__GIVEN PROBLEM 1__:
According to the Burma travel account, how long is the flight from Rangoon to the Dawei area?
__GIVEN PROBLEM 2__:
Write the next part of the Burma travel account, picking up after its last sentence.

__SOURCE EXTRACT__:

· · · · · · ·

In the last year, Mike Searle and I have participated in several field trips to various localities around the country, but most recently I made a lone visit to southern Burma to look at the tin mines operating there. Burma remains a tricky country to access and travel about – you cannot simply rock up in Rangoon, hire a car and drive to an outcrop. Much of the area outside the central plains officially requires you to be in possession of a government permit, and hiring a guide is a necessity.
The southern spine of Burma stretches down along the Andaman sea, sharing a border with Thailand, and is a malarial tropical jungle with a beautiful coastline. The Dawei (Tavoy) area is reached in about an hours flight from Rangoon (Yangon), and I flew there courtesy of one of the new breed of privately-owned local air operators in an ATP prop plane, and was pretty much the only westerner on board. Dawei is a port and the local capital, and is a pleasant, small and undeveloped town. I was met at the tiny airport by my guide, where upon registering myself with the local authorities, we jumped straight into a 4×4.

· · · · · · ·

Image element box records:

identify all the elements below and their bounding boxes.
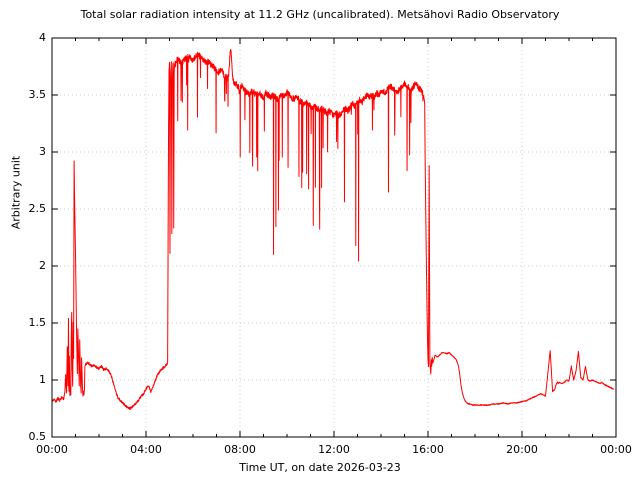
y-tick-label: 2.5 [28,202,47,215]
y-tick-label: 0.5 [28,430,47,443]
x-tick-label: 16:00 [412,443,444,456]
y-tick-label: 3.5 [28,88,47,101]
data-series-line [51,49,614,410]
gridlines [52,38,616,437]
y-tick-label: 3 [39,145,46,158]
y-tick-label: 1 [39,373,46,386]
plot-frame [51,37,617,438]
x-tick-label: 20:00 [506,443,538,456]
x-axis-label: Time UT, on date 2026-03-23 [239,461,401,474]
axis-ticks [51,37,617,438]
y-tick-label: 2 [39,259,46,272]
x-tick-label: 12:00 [318,443,350,456]
x-tick-label: 00:00 [36,443,68,456]
x-tick-label: 00:00 [600,443,632,456]
chart-title: Total solar radiation intensity at 11.2 … [80,8,560,21]
x-tick-label: 08:00 [224,443,256,456]
y-tick-label: 4 [39,31,46,44]
y-tick-label: 1.5 [28,316,47,329]
x-tick-label: 04:00 [130,443,162,456]
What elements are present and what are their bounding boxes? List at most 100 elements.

· · · · · · ·

__TASK ANSWER 1__:
About an hour.

__TASK ANSWER 2__:
Open tin mine
Tin-tungsten mineralization in Burma is associated with the intrusion of a series of largely Cretaceous crustal-melt granites, part of the extensive tin granite belts of Southeast Asia. Collectively, these belts have been the dominant global historical producer of tin, which was overwhelmingly sourced from fairly destructive dredging of alluvial deposits in Malaysia and Thailand. However, in Burma there are many primary deposits – including the Mawchi Mine, which pre WW2 was the world’s largest tungsten producer. The SE Asian granite belts are thought to be the magmatic expression of the staged closing of Tethys. Running through Peninsula Malaysia are two granite belts representing the Late Triassic Indosinian Orogeny, and here the Palaeo Tethys suture separates subduction-related ‘I-type’ granites to the east from continental collision ‘S-types’ in the west. In Burma, however, the picture is less straightforward but the granites are generally thought to represent the closure of Neo Tethys from the Late Cretaceous onwards – indeed, unravelling the tectonic story of Burma through geochemistry and geochronology is one of our broader aims.
The Daewi region is home to over 50 historical tin and tungsten mines – although tin production stretches both further north and south, following the granite belt. Many deposits are primary, but quite a few are alluvial, and all are pretty much artisanal. The Burmese mining industry is a shadow of its former self, but there remains huge potential for careful redevelopment.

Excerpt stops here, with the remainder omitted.